**REQUIRED WORK**
Pull out every line of the listing below where "structured" appears.

— Begin EXERCISE MATERIAL —

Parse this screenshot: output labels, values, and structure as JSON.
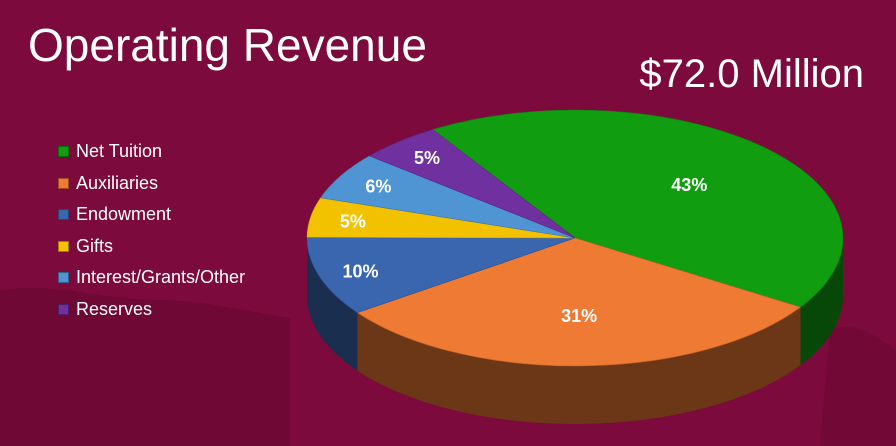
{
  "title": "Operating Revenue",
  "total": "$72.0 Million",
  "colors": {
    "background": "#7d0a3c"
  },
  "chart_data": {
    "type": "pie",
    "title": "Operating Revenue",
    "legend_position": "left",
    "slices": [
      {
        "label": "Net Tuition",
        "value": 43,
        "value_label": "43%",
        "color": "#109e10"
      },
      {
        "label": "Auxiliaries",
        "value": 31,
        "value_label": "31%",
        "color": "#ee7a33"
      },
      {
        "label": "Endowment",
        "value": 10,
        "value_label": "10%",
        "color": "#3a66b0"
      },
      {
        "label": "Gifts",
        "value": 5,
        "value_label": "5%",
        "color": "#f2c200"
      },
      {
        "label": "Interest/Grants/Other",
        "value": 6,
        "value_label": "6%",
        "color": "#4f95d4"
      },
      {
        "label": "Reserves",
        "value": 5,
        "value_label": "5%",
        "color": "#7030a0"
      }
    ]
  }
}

— End EXERCISE MATERIAL —
— Begin EXERCISE MATERIAL —

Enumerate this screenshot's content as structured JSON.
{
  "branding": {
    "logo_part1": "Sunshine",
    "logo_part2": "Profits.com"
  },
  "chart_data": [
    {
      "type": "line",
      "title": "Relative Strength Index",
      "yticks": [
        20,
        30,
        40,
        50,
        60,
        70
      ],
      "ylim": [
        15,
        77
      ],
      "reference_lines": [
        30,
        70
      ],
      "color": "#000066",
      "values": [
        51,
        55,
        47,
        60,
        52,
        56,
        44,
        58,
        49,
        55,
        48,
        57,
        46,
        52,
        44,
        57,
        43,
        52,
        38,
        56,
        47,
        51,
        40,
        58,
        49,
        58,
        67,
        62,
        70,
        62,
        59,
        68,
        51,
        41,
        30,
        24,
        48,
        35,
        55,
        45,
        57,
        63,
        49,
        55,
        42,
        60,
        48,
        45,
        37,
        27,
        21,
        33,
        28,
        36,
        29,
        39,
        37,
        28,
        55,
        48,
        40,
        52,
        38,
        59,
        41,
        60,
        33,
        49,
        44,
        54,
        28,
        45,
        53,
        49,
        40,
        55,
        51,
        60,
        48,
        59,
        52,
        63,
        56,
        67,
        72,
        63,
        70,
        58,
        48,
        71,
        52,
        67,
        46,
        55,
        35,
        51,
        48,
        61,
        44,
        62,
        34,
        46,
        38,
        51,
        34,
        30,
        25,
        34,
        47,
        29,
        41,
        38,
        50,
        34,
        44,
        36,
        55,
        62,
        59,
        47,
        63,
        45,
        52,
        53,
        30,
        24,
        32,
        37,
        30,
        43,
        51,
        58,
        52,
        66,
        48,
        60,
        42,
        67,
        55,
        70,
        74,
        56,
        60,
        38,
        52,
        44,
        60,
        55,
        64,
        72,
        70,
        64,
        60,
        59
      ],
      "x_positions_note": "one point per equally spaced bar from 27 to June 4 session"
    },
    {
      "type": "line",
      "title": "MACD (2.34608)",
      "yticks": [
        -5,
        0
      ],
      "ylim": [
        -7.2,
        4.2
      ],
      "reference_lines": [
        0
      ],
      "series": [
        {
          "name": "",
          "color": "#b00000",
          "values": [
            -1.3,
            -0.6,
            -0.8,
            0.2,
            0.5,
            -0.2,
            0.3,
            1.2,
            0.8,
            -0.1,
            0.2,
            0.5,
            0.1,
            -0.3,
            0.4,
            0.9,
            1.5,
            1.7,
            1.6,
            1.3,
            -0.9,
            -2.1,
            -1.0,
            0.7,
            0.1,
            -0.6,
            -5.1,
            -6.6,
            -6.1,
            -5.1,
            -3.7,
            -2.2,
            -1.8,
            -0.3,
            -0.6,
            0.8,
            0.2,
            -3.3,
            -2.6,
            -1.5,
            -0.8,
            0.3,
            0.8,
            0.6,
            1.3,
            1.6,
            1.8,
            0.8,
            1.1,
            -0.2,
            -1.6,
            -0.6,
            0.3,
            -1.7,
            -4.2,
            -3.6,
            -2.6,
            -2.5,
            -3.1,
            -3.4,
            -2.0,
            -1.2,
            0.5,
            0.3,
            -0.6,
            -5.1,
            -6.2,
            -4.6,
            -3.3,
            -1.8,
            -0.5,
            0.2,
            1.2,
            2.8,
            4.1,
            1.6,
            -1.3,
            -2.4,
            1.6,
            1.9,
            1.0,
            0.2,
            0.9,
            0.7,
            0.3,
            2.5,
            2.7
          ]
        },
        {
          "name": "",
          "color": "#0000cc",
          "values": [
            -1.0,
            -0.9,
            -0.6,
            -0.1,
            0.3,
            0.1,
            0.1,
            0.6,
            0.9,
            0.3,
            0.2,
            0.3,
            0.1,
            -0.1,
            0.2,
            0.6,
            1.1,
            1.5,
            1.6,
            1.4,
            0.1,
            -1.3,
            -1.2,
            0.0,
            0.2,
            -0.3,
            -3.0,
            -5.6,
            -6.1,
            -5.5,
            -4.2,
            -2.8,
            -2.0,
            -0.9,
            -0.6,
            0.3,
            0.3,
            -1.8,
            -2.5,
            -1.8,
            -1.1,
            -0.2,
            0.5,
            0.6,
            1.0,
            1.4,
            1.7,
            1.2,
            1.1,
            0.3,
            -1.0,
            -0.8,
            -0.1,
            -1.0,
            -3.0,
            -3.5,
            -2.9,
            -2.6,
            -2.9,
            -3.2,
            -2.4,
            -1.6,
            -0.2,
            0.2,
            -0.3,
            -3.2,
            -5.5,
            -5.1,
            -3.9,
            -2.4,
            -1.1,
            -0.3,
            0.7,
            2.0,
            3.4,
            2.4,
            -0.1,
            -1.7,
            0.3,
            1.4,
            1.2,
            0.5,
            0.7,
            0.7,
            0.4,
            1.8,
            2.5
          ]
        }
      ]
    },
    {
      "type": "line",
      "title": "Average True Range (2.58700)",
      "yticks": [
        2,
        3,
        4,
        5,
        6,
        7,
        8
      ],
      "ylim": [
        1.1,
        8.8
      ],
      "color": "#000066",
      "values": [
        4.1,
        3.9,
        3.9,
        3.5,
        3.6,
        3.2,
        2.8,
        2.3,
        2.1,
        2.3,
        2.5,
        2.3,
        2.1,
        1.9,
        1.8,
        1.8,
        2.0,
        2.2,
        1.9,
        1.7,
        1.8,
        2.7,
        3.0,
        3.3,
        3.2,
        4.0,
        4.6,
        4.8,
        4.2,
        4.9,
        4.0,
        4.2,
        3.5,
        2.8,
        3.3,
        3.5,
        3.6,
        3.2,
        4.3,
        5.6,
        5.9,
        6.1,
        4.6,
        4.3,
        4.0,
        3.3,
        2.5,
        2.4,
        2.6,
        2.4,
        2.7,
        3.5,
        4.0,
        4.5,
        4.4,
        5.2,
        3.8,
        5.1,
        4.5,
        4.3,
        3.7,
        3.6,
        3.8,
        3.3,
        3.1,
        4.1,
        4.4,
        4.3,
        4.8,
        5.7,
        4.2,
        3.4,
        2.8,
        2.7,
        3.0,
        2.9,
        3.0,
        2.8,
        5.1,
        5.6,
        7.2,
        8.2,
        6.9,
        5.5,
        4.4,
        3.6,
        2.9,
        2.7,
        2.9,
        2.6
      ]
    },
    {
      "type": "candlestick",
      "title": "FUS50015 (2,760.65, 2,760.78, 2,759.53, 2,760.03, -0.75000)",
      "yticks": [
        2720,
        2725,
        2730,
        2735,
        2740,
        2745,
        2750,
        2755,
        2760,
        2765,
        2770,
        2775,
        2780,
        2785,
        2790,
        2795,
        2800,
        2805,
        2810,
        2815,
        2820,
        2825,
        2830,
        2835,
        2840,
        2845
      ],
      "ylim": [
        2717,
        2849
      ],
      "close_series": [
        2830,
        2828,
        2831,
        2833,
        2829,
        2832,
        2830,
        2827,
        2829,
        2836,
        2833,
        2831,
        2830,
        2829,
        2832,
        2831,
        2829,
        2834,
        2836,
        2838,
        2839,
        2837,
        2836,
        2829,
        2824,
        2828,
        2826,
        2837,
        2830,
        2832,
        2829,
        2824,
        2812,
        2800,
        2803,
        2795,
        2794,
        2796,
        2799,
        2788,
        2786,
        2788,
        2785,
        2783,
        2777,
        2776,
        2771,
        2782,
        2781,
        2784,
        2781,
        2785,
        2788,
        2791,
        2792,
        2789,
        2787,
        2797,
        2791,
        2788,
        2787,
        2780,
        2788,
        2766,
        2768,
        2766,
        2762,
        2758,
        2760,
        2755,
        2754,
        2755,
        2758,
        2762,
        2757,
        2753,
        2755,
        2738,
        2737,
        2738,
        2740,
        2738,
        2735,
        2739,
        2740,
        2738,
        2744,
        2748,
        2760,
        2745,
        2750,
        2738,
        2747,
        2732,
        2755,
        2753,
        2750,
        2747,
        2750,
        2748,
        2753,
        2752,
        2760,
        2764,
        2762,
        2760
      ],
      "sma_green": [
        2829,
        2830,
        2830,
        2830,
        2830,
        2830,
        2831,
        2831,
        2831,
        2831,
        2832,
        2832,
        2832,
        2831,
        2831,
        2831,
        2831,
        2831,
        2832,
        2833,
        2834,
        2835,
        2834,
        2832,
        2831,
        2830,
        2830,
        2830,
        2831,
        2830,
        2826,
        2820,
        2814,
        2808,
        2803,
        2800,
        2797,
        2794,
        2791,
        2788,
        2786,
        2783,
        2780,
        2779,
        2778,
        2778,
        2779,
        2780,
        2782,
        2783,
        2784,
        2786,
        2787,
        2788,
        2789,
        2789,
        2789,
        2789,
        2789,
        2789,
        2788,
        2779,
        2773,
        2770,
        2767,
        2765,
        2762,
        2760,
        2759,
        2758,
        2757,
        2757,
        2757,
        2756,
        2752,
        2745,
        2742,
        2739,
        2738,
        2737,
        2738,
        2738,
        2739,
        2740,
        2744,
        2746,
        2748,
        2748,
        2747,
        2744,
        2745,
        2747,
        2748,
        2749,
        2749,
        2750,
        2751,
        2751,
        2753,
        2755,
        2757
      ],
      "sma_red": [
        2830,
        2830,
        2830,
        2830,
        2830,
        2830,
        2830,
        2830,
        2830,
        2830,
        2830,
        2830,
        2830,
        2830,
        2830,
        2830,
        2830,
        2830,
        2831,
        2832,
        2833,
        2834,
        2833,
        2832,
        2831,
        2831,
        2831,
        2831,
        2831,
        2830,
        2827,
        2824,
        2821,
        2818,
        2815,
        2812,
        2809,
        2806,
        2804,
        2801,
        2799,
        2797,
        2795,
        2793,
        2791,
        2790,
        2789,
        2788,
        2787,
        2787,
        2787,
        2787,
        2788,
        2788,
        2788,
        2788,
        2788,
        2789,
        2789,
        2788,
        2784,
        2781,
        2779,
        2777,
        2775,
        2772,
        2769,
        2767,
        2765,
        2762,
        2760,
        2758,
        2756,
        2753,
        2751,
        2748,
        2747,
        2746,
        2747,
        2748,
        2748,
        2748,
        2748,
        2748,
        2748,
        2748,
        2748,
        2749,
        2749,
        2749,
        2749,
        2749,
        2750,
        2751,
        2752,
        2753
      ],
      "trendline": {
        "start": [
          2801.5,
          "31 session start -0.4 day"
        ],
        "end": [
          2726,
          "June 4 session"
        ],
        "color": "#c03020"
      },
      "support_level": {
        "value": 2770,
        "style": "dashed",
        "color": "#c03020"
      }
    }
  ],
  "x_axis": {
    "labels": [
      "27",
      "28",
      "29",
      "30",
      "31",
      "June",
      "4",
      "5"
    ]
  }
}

— End EXERCISE MATERIAL —
— Begin EXERCISE MATERIAL —

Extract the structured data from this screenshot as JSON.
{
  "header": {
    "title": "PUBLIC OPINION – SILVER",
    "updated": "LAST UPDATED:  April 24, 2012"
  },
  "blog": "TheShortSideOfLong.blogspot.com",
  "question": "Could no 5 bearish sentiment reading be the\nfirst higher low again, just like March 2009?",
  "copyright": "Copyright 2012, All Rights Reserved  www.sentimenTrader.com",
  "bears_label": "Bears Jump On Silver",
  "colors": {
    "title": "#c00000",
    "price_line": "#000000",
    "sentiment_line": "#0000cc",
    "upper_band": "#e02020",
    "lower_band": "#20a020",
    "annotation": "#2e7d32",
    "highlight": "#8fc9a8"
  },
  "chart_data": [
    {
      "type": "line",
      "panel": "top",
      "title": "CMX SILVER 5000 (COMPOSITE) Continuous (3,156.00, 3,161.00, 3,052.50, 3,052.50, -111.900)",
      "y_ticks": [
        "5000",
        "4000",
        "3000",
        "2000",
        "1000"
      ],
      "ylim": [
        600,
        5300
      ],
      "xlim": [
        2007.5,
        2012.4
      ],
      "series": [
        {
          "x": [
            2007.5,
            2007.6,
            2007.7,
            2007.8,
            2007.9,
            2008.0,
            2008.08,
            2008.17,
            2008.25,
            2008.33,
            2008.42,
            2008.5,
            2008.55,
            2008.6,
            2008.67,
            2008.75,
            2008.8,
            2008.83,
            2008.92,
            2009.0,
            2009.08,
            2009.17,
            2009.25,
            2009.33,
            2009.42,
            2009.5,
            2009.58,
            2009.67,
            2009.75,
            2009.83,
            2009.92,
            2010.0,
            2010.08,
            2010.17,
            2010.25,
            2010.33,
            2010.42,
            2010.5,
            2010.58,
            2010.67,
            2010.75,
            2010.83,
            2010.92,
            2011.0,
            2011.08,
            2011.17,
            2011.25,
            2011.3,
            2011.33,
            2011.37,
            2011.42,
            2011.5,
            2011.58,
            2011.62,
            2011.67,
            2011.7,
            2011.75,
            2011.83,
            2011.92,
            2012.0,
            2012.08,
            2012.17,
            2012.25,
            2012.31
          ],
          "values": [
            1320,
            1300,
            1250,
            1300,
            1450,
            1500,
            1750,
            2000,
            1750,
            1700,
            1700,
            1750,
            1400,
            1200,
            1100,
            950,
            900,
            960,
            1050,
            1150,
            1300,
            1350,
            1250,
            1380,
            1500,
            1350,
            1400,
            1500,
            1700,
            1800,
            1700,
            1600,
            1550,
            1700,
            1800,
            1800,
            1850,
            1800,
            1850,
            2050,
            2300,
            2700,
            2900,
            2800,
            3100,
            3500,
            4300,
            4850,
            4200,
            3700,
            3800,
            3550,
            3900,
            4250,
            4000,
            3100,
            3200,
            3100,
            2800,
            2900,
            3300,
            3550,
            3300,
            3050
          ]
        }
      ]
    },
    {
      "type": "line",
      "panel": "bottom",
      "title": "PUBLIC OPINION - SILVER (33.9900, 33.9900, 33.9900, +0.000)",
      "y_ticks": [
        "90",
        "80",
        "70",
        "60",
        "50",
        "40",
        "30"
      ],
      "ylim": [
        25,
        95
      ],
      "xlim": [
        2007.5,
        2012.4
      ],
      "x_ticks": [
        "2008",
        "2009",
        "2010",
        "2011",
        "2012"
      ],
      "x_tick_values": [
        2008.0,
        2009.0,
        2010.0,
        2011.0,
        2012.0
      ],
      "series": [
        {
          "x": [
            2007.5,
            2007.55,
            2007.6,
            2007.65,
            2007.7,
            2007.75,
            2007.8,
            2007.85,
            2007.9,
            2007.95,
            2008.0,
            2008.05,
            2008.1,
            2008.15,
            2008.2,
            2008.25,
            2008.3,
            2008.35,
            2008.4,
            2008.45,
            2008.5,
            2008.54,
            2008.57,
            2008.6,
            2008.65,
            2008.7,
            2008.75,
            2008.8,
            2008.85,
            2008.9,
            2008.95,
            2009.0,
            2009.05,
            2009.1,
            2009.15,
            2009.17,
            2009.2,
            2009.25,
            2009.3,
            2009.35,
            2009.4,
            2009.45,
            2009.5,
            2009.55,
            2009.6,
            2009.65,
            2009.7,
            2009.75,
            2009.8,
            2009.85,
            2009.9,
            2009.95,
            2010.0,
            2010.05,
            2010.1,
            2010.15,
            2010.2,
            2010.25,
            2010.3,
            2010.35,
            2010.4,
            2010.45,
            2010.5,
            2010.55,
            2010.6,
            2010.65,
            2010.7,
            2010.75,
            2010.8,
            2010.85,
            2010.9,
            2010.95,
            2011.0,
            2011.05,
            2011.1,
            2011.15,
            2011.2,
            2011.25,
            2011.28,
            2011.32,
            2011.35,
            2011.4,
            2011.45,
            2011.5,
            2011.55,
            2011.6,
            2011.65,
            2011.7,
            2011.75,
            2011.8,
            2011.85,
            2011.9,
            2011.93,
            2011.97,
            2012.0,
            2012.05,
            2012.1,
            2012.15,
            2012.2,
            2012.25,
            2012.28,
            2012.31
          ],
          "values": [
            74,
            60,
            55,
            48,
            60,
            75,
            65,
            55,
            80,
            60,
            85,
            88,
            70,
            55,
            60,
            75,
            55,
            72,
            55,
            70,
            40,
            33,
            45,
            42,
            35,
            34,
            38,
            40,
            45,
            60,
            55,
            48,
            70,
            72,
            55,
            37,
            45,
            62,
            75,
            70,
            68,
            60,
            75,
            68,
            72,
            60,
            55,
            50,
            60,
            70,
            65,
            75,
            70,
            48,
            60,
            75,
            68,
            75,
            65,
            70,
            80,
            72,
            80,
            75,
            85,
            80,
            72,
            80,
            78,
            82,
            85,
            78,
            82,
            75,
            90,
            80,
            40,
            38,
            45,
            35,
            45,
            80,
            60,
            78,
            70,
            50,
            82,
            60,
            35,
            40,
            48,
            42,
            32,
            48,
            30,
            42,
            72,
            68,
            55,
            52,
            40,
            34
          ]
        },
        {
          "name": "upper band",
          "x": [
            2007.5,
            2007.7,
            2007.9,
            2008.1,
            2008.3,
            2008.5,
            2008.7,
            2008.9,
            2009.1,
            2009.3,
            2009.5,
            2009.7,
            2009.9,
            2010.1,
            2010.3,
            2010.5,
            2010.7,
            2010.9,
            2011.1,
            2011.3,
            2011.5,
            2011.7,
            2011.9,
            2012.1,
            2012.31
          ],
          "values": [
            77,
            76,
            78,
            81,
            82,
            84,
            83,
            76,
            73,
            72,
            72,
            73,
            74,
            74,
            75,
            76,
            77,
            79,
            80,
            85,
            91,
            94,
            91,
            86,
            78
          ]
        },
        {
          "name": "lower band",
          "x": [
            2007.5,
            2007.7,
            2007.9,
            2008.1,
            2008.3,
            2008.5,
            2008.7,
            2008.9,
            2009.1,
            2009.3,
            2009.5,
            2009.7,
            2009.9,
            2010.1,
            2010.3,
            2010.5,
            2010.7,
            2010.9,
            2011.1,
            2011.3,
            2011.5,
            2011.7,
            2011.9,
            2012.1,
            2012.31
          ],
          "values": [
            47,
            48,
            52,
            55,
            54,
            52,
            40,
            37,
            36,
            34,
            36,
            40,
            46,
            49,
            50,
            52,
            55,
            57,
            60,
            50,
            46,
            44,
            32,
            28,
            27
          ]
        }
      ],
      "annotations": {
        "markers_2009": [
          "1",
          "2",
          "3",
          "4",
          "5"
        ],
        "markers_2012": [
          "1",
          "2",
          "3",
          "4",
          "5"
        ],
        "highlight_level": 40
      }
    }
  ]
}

— End EXERCISE MATERIAL —

**WRITTEN SOLUTION**
Enumerate this screenshot's content as structured JSON.
Extract the structured data from this screenshot as JSON.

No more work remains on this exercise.